*Document passage:*
--- START ---

Goat Simulator Reviewed
By Nathaniel Liles
[divider] [dropcap]I[/dropcap] used to have goats. My dad raised them in the back yard for, like, three years before I moved away to college. They were crafty little bastards, always getting out of their enclosure. I decided to give Goat Simulator a try today to recapture that innocent magic and mystery. I mean, those goats were worthless assholes, but it was still a fun struggle, like having an arch nemesis.Within the first minute of playing Goat Simulator, I was being dragged, by my tongue, behind a redneck’s sedan. Within the first five minutes, I walked through the halls of my very own Goat Castle to take my seat on a throne of skulls as Lord Goat. Within an hour, I had been to space and licked a moving car. I flew through the air with my very own Goat Jetpack. I made an offering to the Dark Lord, pleading for Sanctum 3. I slid my ragdolling Goat Body down a waterslide, off a ramp, then bounced off a trampoline in a pool before doing a quadruple 720 backflip as a very real human scream escaped my Goat Lips.
Goat Simulator was a joke. It was a silly YouTube video of the alpha build of a game that wasn’t even being developed and we laughed. We thought it was a damn good joke. We thought it would be even better to play it for ourselves, so the internet stood united, for the first time since the series of tubes was first connected, and we made this happen. On the bright side, I spent three hours playing Goat Simulator today. On the other hand, this happened because of us, what have we done? Jokes aside, Goat Simulator is the single most fantastic, genius novelty game that I’ve ever played. Goat Simulator is all the fun of a gumball machine sticky hand that becomes exponentially more as you discover every single weird, awesome thing that the world of Goat Simulator has to offer. The gameplay is simple, and is shockingly similar to the Tony Hawk series of skating games, only this time around your combos are made of goat destruction in addition to taking off sweet ramps and pulling 180 Melvins. You walk around, you headbutt things, kick things, lick things, fart constantly, uncontrollably, and visibly, you can go ragdoll, make Goat Corpses rain from the sky, sacrifice your followers to Satan to be imbued with the power to create a dimensional vortex of inescapable pain and torture. You know, Goat Things. Normal-ass Goat Things.

--- END ---

*Dataset entries:*
--- START ---

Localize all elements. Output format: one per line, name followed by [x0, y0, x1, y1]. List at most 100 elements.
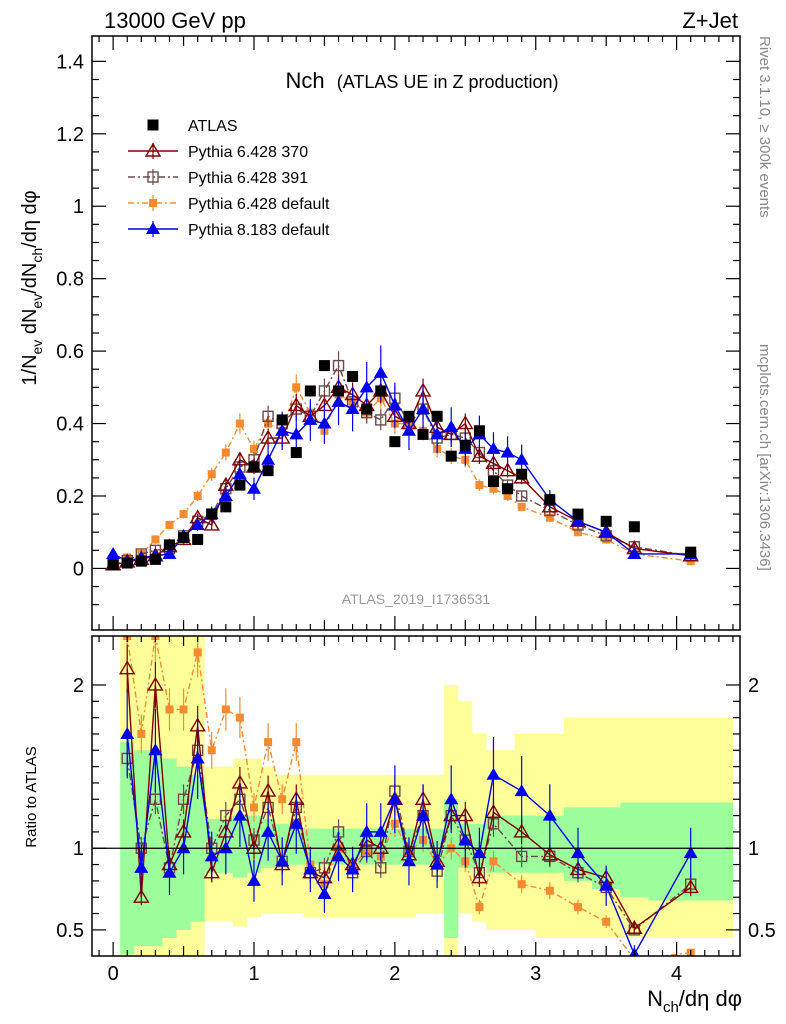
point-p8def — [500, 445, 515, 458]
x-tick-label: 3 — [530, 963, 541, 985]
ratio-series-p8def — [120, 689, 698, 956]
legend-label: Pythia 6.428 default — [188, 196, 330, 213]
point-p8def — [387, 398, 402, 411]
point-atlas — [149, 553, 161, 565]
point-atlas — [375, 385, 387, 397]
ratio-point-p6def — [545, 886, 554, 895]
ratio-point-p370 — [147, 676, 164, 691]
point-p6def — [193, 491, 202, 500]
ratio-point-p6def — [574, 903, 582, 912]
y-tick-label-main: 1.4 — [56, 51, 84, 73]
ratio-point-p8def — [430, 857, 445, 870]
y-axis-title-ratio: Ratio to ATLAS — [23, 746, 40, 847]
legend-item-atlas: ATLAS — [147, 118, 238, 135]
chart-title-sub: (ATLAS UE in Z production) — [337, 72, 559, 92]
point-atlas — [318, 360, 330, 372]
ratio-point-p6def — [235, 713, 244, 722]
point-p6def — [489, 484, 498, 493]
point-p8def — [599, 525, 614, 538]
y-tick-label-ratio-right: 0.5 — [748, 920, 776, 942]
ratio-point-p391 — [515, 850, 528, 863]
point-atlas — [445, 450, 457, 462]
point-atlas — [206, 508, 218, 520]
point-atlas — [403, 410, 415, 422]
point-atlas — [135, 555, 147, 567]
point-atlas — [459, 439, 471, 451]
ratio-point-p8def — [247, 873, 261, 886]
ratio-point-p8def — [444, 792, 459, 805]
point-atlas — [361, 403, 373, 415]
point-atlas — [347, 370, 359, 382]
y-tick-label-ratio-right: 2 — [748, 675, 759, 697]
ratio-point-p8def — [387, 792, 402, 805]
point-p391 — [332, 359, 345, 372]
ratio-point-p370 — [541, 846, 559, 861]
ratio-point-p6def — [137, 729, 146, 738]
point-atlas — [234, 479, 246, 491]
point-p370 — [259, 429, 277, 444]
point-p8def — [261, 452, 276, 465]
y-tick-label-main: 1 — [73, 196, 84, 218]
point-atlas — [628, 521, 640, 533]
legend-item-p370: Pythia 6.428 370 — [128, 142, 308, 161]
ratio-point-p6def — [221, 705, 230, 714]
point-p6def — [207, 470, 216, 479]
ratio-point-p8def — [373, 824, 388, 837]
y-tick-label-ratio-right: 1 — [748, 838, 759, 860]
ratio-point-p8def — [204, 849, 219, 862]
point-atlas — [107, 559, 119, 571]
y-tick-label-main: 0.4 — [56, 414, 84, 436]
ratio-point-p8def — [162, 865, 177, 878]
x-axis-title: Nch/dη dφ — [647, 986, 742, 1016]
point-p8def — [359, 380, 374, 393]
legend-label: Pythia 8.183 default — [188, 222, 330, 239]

--- END ---

*Your goal:* Which series of skating games does the Goat Simulator review compare the gameplay to?

*Written solution:* The Tony Hawk series.